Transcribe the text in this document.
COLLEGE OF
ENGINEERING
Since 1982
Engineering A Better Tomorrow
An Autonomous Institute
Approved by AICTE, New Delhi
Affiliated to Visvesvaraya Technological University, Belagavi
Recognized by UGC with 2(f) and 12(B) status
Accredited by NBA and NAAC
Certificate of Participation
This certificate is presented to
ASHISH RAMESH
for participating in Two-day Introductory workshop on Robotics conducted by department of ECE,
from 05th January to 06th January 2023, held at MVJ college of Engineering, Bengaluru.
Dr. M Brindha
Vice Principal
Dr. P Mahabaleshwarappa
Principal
========
» **EXERCISE PROMPT**:
Repeat each record exactly. Omit nothing.

» **TASK RESULT**:
Transcribe the text in this document.
COLLEGE OF
ENGINEERING
Since 1982
Engineering A Better Tomorrow
An Autonomous Institute
Approved by AICTE, New Delhi
Affiliated to Visvesvaraya Technological University, Belagavi
Recognized by UGC with 2(f) and 12(B) status
Accredited by NBA and NAAC
Certificate of Participation
This certificate is presented to
ASHISH RAMESH
for participating in Two-day Introductory workshop on Robotics conducted by department of ECE,
from 05th January to 06th January 2023, held at MVJ college of Engineering, Bengaluru.
Dr. M Brindha
Vice Principal
Dr. P Mahabaleshwarappa
Principal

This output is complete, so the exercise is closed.